━━━ Page text ━━━
From: "Eric Foley" <stiltman@t...>
Date: Sun, 5 Nov 2006 02:11:15 -0800
Subject: Re: [GZG] Point Systems

From: "John Atkinson" <johnmatkinson@gmail.com>
> On 11/5/06, Eric Foley <stiltman@teleport.com> wrote:
>> Yeah, this is largely true.	In a way, the Greeks against the
Persians 
>> were
>> probably the best example of quality defeating quantity -- as opposed
to 
>> the
>> Napoleonic French against the Russians or the Germans against the
Soviets 
>> in
>> WW2, where the opposite occured.

> I'm going to dispute at least the latter point.

> The Soviets were light-years ahead of the Germans in both strategic
> thinking and fighting at the operational level.

Well, I've got a pretty simple observation on this:  the Soviets'
political 
leadership eventually figured out to get the hell out of the generals'
way, 
and the Germans' didn't.  The Soviets were hurt very badly by the fact
that 
most of their officers who had any brains in the European Soviet Union
got 
purged before the invasion of Poland, which was a lot of why the Soviets

fought like idiots in Finland and early in the war against the Germans. 
After the Finland war Stalin realized that he'd kind of fucked up his
own 
armies over petty politics and started to reorganize in early 1941. 
They 
weren't finished reorganizing by the time the Germans came in the
summer, 
and the Germans went in and cleaned their clocks early on.  Eventually, 
Zhukov and his ilk figured out how to run things and Hitler kept
interfering 
and micromanaging his generals' efforts, and after that point, yeah, the

Soviets generally had a pretty good handle on things.

>  They also tended to
> have better equipment in the most vital categories (tanks, assault
> guns, individual weapons, close support aircraft).  Most (90%+) of the
> German Army was fighting with equipment no better than their fathers
> carried into Russia in 1914, other than the MG 34/42 family.

The Germans got beat on a lot of fronts with logistics and equipment
issues, 
yes.  The Germans didn't take the time to plan how they were going to
fight 
in the Russian climate (especially but not limited to the winters).
━━━
# Brief 1
Sum up the email on the Germans and Soviets in two sentences.
# Brief 2
Write out the stretch of the email on the Germans and Soviets from "The Germans got" through "to the winters).", word for word.
# Brief 3
Continue the email on the Germans and Soviets from its last sentence.
━━━ Listed records ━━━
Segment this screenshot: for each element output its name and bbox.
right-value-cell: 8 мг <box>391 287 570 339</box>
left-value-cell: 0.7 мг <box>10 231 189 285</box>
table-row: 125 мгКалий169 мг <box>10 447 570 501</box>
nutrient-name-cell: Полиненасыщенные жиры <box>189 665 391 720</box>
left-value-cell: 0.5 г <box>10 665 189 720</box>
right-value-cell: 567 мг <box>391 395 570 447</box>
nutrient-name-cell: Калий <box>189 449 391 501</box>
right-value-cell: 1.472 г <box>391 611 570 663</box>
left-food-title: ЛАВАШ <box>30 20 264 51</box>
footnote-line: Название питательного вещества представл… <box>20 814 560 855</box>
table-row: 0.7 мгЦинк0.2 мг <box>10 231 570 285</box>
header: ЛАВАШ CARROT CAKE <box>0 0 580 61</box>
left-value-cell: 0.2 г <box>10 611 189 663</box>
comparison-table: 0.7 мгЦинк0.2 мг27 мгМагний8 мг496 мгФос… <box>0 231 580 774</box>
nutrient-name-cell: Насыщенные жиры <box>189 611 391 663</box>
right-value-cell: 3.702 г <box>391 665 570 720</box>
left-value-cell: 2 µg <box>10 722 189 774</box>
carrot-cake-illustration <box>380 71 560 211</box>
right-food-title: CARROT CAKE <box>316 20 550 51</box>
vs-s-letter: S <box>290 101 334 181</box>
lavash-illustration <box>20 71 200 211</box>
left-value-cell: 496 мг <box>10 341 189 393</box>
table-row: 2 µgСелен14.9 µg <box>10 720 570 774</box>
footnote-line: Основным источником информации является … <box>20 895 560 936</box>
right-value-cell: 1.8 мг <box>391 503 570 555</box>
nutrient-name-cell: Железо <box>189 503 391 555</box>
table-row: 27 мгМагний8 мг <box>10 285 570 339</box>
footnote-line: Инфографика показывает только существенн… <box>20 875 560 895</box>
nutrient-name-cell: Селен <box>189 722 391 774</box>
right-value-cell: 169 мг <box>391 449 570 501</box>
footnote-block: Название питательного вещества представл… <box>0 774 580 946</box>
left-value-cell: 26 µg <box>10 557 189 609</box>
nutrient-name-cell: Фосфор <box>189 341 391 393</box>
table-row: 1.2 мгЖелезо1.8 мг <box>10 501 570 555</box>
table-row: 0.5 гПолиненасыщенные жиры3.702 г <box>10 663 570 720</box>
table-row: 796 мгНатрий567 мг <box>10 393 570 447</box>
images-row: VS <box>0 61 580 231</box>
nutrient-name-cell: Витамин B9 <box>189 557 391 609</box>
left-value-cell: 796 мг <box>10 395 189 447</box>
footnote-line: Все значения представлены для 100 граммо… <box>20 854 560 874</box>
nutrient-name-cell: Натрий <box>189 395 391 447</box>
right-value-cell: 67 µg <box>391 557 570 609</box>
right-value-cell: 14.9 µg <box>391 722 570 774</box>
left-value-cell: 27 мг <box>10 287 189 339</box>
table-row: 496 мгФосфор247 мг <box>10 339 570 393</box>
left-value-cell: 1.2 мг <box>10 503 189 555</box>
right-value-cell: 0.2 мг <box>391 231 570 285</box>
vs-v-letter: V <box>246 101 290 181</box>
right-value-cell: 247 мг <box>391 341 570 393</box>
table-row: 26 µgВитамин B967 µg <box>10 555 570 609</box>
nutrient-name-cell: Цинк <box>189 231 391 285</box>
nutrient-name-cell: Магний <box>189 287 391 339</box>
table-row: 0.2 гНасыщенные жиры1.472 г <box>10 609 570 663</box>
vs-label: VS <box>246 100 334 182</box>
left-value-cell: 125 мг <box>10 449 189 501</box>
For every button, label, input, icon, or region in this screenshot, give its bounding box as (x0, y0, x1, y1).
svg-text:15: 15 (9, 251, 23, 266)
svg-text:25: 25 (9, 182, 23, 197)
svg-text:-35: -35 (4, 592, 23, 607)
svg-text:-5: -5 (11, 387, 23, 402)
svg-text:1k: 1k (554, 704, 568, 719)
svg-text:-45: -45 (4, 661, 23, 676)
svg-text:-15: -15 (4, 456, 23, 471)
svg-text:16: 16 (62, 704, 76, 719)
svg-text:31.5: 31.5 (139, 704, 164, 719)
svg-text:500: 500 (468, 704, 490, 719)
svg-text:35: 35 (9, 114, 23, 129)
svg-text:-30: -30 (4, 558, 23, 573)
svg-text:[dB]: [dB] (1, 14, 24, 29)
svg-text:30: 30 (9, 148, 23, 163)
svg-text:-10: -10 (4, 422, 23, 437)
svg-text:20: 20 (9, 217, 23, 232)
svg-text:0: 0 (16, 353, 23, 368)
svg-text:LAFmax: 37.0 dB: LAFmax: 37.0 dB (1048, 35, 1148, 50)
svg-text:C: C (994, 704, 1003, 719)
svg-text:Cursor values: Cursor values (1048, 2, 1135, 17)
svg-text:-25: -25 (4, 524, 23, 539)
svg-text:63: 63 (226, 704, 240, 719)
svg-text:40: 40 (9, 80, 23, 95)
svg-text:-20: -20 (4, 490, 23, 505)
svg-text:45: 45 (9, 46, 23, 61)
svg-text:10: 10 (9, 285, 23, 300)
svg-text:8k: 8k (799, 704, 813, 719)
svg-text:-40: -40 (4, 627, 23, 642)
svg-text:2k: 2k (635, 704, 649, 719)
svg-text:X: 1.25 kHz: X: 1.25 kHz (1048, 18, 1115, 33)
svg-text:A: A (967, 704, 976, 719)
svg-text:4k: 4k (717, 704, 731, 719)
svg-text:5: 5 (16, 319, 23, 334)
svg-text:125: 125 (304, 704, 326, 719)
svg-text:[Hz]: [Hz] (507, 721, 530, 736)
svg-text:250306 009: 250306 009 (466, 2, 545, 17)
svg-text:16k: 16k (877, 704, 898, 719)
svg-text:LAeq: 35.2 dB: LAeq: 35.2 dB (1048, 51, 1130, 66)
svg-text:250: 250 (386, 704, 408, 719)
━━━
# Exercise response 1
Replying to John Atkinson's claim that the Soviets were far ahead of the Germans in strategy and operations, Eric Foley argues that Soviet political leaders eventually got out of their generals' way while Hitler kept interfering and micromanaging. Foley adds that purges had gutted the Soviet officer corps until a reorganization began in early 1941, and that the Germans were beaten on many fronts by logistics and equipment problems, including failing to plan for the Russian climate.

# Exercise response 2
The Germans got beat on a lot of fronts with logistics and equipment
issues, 
yes.  The Germans didn't take the time to plan how they were going to
fight 
in the Russian climate (especially but not limited to the winters).

# Exercise response 3
However, the tanks and aircraft the Soviets had in the early phases of
the 
war were simply terrible and obsolete.	Something like 10% of the entire

Soviet air force got destroyed on the ground in the first day, 
serviceability was awful, and so on.  The Soviets had about six times as

many tanks as the Germans did at the beginning of the invasion and about
the 
same ratio of aircraft, and still didn't establish air superiority until

1943 and didn't get an effective tank corps until about the same time.

However, it _is_ true that once the Soviets got their act together on
the 
tactical front, they also got their act together on the logistical and 
equipment front, and their equipment in the later part of the war was 
probably as good or better than what the Germans had left.

> The myth of the mighty ubermensch fighting with sophisticated tanks
> and fighters against hordes of subhumans who choked their racial
> superiors with their blood is born from the post-war
> self-justifications of the Nazi generals, and was lapped up by their
> racist adherants after the war.  It is myth, not fact.

> The Soviets never outnumbered the Germans by more than 2:1 across the
> front.  What happened was that they would ruthlessly concentrate all
> resources (tanks, planes, artillery, troops) at the decisive point,
> smash through the pathetic German defenders from some line infantry
> division (or Romanians, or Italians), and make the stunts of some
> scratch 'fire brigade force' (which was generally diverted into
> counterattacking against a feint) utterly irrelevant.  The Soviets
> fought smart, the Germans didn't, and that is all Clio wrote.

The estimates I'm aware of, of German military deaths in the war on all 
fronts were about 5.5 million; Soviet military losses totaled between
8.7 
and 10 million, depending on who you asked.  Yes, most of the German 
military dead were on the eastern front, but even if you assume the
Soviets 
were responsible for every single German military man killed that's
still a 
kill ratio approaching two to one.  Pile on the 10-20 or so million
civilian 
deaths and add up how many of those were in the line of fire because
they 
got conscripted into "people's militias" or forced labor against the
German 
offensive and it gets that much more disgusting.

I'm not sure which part of those kill ratios is "fighting smart".  Yes,
they 
did fight smarter on some level but they also did it by having
absolutely no 
concern for how many bodies they piled up along the way, and the numbers

pretty well back it up.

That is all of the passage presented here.